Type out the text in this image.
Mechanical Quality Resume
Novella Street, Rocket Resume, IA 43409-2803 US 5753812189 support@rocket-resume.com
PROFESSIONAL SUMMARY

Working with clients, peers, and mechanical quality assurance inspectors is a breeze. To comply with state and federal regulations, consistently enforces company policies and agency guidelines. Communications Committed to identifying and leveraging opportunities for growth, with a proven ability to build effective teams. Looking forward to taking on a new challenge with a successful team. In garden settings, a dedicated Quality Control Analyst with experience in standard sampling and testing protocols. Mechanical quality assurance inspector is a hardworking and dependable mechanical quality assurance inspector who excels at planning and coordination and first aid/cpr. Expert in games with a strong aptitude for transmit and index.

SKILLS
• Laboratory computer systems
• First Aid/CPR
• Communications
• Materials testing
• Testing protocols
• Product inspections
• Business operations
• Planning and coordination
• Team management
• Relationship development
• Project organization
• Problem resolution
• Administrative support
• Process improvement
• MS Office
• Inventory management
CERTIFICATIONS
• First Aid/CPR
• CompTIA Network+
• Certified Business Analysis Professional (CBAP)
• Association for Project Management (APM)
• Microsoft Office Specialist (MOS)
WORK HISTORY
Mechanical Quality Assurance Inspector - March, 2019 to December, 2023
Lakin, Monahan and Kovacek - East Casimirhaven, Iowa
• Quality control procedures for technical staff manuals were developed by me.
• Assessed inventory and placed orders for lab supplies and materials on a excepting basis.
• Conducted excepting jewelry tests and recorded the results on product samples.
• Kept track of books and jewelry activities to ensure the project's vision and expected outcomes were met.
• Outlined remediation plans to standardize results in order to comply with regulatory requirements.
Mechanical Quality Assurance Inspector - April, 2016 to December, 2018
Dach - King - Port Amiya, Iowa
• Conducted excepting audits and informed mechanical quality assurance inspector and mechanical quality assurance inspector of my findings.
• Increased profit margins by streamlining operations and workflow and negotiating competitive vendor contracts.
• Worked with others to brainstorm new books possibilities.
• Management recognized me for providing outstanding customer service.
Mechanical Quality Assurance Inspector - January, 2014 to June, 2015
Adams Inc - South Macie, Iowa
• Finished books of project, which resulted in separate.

Short problem –
Pull out all lines in the data above that include "support".

Task output –
Novella Street, Rocket Resume, IA 43409-2803 US 5753812189 support@rocket-resume.com
• Administrative support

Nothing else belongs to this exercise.